> WORK REQUIRED
Nothing in the data may be omitted; output it all verbatim.
Segment Open
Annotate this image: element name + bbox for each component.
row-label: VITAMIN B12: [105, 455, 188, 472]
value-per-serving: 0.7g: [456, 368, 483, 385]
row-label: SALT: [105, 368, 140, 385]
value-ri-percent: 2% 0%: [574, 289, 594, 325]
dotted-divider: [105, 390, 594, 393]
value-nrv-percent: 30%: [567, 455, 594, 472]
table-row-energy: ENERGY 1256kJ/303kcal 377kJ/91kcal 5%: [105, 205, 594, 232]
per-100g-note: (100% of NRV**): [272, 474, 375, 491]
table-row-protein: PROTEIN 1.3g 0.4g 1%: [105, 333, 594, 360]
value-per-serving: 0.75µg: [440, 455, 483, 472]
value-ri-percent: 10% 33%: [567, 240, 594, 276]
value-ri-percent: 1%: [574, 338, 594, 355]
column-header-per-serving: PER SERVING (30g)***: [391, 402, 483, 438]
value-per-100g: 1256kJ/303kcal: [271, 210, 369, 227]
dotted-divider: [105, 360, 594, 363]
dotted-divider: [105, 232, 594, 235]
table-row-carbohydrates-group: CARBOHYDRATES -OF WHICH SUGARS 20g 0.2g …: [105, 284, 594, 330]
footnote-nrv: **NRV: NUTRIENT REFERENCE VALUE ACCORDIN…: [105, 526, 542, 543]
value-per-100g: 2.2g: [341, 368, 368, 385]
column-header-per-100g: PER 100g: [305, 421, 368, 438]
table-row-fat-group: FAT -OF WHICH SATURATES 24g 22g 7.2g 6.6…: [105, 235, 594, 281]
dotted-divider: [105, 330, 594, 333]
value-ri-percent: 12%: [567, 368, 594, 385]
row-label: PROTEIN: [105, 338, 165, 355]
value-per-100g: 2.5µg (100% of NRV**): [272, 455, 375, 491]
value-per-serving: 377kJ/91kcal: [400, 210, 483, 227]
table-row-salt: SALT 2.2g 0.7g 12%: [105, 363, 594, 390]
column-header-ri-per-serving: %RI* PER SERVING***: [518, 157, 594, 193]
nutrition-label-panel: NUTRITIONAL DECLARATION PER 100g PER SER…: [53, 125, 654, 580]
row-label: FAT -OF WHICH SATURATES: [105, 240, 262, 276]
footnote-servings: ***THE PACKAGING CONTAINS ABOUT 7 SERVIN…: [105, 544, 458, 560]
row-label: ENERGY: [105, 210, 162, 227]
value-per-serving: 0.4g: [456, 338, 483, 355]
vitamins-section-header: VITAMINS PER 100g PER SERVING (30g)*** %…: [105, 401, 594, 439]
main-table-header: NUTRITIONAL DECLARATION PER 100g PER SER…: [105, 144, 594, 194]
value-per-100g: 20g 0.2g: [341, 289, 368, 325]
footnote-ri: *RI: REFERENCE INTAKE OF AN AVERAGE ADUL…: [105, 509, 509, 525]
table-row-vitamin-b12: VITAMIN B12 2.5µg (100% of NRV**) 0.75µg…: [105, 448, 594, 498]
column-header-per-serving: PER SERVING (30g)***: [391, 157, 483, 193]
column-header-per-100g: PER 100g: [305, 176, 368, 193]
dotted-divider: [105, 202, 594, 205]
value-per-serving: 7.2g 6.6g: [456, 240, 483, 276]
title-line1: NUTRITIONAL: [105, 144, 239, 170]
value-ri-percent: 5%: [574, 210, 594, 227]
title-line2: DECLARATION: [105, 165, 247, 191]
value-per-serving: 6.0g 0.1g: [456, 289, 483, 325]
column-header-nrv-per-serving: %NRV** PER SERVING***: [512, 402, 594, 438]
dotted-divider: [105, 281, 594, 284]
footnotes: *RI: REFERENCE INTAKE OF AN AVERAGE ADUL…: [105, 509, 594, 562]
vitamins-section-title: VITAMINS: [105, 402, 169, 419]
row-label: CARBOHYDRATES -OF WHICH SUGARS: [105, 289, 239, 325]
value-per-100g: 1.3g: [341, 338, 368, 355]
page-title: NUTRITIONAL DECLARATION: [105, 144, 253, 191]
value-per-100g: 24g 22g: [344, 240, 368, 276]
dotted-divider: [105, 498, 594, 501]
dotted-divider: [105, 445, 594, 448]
Segment Closed
> YOUR RESPONSE
Annotate this image: element name + bbox for each component.
row-label: VITAMIN B12: [105, 455, 188, 472]
value-per-serving: 0.7g: [456, 368, 483, 385]
row-label: SALT: [105, 368, 140, 385]
value-ri-percent: 2% 0%: [574, 289, 594, 325]
dotted-divider: [105, 390, 594, 393]
value-nrv-percent: 30%: [567, 455, 594, 472]
table-row-energy: ENERGY 1256kJ/303kcal 377kJ/91kcal 5%: [105, 205, 594, 232]
per-100g-note: (100% of NRV**): [272, 474, 375, 491]
table-row-protein: PROTEIN 1.3g 0.4g 1%: [105, 333, 594, 360]
value-per-serving: 0.75µg: [440, 455, 483, 472]
value-ri-percent: 10% 33%: [567, 240, 594, 276]
value-ri-percent: 1%: [574, 338, 594, 355]
column-header-per-serving: PER SERVING (30g)***: [391, 402, 483, 438]
value-per-100g: 1256kJ/303kcal: [271, 210, 369, 227]
dotted-divider: [105, 360, 594, 363]
dotted-divider: [105, 232, 594, 235]
table-row-carbohydrates-group: CARBOHYDRATES -OF WHICH SUGARS 20g 0.2g …: [105, 284, 594, 330]
footnote-nrv: **NRV: NUTRIENT REFERENCE VALUE ACCORDIN…: [105, 526, 542, 543]
value-per-100g: 2.2g: [341, 368, 368, 385]
column-header-per-100g: PER 100g: [305, 421, 368, 438]
table-row-fat-group: FAT -OF WHICH SATURATES 24g 22g 7.2g 6.6…: [105, 235, 594, 281]
dotted-divider: [105, 330, 594, 333]
value-ri-percent: 12%: [567, 368, 594, 385]
row-label: PROTEIN: [105, 338, 165, 355]
value-per-100g: 2.5µg (100% of NRV**): [272, 455, 375, 491]
value-per-serving: 377kJ/91kcal: [400, 210, 483, 227]
table-row-salt: SALT 2.2g 0.7g 12%: [105, 363, 594, 390]
column-header-ri-per-serving: %RI* PER SERVING***: [518, 157, 594, 193]
nutrition-label-panel: NUTRITIONAL DECLARATION PER 100g PER SER…: [53, 125, 654, 580]
row-label: FAT -OF WHICH SATURATES: [105, 240, 262, 276]
footnote-servings: ***THE PACKAGING CONTAINS ABOUT 7 SERVIN…: [105, 544, 458, 560]
row-label: ENERGY: [105, 210, 162, 227]
value-per-serving: 0.4g: [456, 338, 483, 355]
vitamins-section-header: VITAMINS PER 100g PER SERVING (30g)*** %…: [105, 401, 594, 439]
main-table-header: NUTRITIONAL DECLARATION PER 100g PER SER…: [105, 144, 594, 194]
value-per-100g: 20g 0.2g: [341, 289, 368, 325]
footnote-ri: *RI: REFERENCE INTAKE OF AN AVERAGE ADUL…: [105, 509, 509, 525]
table-row-vitamin-b12: VITAMIN B12 2.5µg (100% of NRV**) 0.75µg…: [105, 448, 594, 498]
column-header-per-serving: PER SERVING (30g)***: [391, 157, 483, 193]
column-header-per-100g: PER 100g: [305, 176, 368, 193]
dotted-divider: [105, 202, 594, 205]
value-per-serving: 7.2g 6.6g: [456, 240, 483, 276]
title-line1: NUTRITIONAL: [105, 144, 239, 170]
value-ri-percent: 5%: [574, 210, 594, 227]
title-line2: DECLARATION: [105, 165, 247, 191]
value-per-serving: 6.0g 0.1g: [456, 289, 483, 325]
column-header-nrv-per-serving: %NRV** PER SERVING***: [512, 402, 594, 438]
dotted-divider: [105, 281, 594, 284]
footnotes: *RI: REFERENCE INTAKE OF AN AVERAGE ADUL…: [105, 509, 594, 562]
vitamins-section-title: VITAMINS: [105, 402, 169, 419]
row-label: CARBOHYDRATES -OF WHICH SUGARS: [105, 289, 239, 325]
value-per-100g: 1.3g: [341, 338, 368, 355]
page-title: NUTRITIONAL DECLARATION: [105, 144, 253, 191]
value-per-100g: 24g 22g: [344, 240, 368, 276]
dotted-divider: [105, 498, 594, 501]
dotted-divider: [105, 445, 594, 448]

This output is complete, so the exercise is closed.